◆ **Stated problem**
Reproduce the entries in full, with no changes.

Figure data in JSON:
------------------------------------------------

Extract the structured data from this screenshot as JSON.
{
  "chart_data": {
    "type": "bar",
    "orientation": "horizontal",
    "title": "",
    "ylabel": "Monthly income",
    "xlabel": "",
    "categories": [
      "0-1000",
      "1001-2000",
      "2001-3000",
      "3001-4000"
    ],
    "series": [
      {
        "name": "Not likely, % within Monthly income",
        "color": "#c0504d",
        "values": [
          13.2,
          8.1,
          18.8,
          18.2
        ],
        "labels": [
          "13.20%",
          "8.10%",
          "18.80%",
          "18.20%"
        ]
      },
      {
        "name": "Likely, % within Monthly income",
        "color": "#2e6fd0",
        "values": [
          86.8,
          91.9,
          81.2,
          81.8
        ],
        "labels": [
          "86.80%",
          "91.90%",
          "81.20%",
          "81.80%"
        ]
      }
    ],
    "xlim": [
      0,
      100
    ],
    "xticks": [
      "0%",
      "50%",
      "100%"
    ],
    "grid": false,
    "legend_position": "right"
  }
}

------------------------------------------------

◆ **Solution**
Extract the structured data from this screenshot as JSON.
{
  "chart_data": {
    "type": "bar",
    "orientation": "horizontal",
    "title": "",
    "ylabel": "Monthly income",
    "xlabel": "",
    "categories": [
      "0-1000",
      "1001-2000",
      "2001-3000",
      "3001-4000"
    ],
    "series": [
      {
        "name": "Not likely, % within Monthly income",
        "color": "#c0504d",
        "values": [
          13.2,
          8.1,
          18.8,
          18.2
        ],
        "labels": [
          "13.20%",
          "8.10%",
          "18.80%",
          "18.20%"
        ]
      },
      {
        "name": "Likely, % within Monthly income",
        "color": "#2e6fd0",
        "values": [
          86.8,
          91.9,
          81.2,
          81.8
        ],
        "labels": [
          "86.80%",
          "91.90%",
          "81.20%",
          "81.80%"
        ]
      }
    ],
    "xlim": [
      0,
      100
    ],
    "xticks": [
      "0%",
      "50%",
      "100%"
    ],
    "grid": false,
    "legend_position": "right"
  }
}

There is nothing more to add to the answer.